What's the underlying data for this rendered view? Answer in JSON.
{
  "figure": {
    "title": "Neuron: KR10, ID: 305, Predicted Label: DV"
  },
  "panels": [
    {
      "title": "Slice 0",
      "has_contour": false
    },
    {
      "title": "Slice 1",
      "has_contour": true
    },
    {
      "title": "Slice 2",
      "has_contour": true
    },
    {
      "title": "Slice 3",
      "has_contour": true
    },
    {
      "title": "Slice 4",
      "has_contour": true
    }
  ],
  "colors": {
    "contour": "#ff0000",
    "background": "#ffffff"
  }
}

———

_TASK DIRECTIONS_
From the data above, pick out each line containing "title" and copy it.

_RESPONSE TO THE EXERCISE_
    "title": "Neuron: KR10, ID: 305, Predicted Label: DV"
      "title": "Slice 0",
      "title": "Slice 1",
      "title": "Slice 2",
      "title": "Slice 3",
      "title": "Slice 4",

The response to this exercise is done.